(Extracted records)
**********

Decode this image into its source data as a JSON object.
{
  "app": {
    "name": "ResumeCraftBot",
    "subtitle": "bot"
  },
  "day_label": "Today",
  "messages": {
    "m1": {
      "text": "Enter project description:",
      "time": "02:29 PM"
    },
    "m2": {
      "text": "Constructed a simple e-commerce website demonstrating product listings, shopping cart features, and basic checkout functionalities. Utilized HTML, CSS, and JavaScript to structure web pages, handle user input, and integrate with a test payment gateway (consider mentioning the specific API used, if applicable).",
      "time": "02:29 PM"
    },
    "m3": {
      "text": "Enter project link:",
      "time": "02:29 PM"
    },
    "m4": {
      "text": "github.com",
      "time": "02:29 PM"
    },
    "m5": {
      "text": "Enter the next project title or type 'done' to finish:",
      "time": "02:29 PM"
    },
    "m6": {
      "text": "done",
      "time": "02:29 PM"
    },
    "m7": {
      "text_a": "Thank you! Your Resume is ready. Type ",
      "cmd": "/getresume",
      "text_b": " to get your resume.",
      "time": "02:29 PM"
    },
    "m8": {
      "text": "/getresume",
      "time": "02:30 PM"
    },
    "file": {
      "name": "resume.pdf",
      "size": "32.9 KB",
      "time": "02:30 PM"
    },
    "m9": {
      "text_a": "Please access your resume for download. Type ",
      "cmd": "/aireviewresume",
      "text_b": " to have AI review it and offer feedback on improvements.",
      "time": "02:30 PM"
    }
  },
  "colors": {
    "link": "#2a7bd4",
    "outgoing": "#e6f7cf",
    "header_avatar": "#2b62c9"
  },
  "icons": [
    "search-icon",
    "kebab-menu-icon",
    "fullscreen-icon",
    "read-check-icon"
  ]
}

**********

- [Required work]: Your task is to repeat every entry exactly.

- [Task output]:
Decode this image into its source data as a JSON object.
{
  "app": {
    "name": "ResumeCraftBot",
    "subtitle": "bot"
  },
  "day_label": "Today",
  "messages": {
    "m1": {
      "text": "Enter project description:",
      "time": "02:29 PM"
    },
    "m2": {
      "text": "Constructed a simple e-commerce website demonstrating product listings, shopping cart features, and basic checkout functionalities. Utilized HTML, CSS, and JavaScript to structure web pages, handle user input, and integrate with a test payment gateway (consider mentioning the specific API used, if applicable).",
      "time": "02:29 PM"
    },
    "m3": {
      "text": "Enter project link:",
      "time": "02:29 PM"
    },
    "m4": {
      "text": "github.com",
      "time": "02:29 PM"
    },
    "m5": {
      "text": "Enter the next project title or type 'done' to finish:",
      "time": "02:29 PM"
    },
    "m6": {
      "text": "done",
      "time": "02:29 PM"
    },
    "m7": {
      "text_a": "Thank you! Your Resume is ready. Type ",
      "cmd": "/getresume",
      "text_b": " to get your resume.",
      "time": "02:29 PM"
    },
    "m8": {
      "text": "/getresume",
      "time": "02:30 PM"
    },
    "file": {
      "name": "resume.pdf",
      "size": "32.9 KB",
      "time": "02:30 PM"
    },
    "m9": {
      "text_a": "Please access your resume for download. Type ",
      "cmd": "/aireviewresume",
      "text_b": " to have AI review it and offer feedback on improvements.",
      "time": "02:30 PM"
    }
  },
  "colors": {
    "link": "#2a7bd4",
    "outgoing": "#e6f7cf",
    "header_avatar": "#2b62c9"
  },
  "icons": [
    "search-icon",
    "kebab-menu-icon",
    "fullscreen-icon",
    "read-check-icon"
  ]
}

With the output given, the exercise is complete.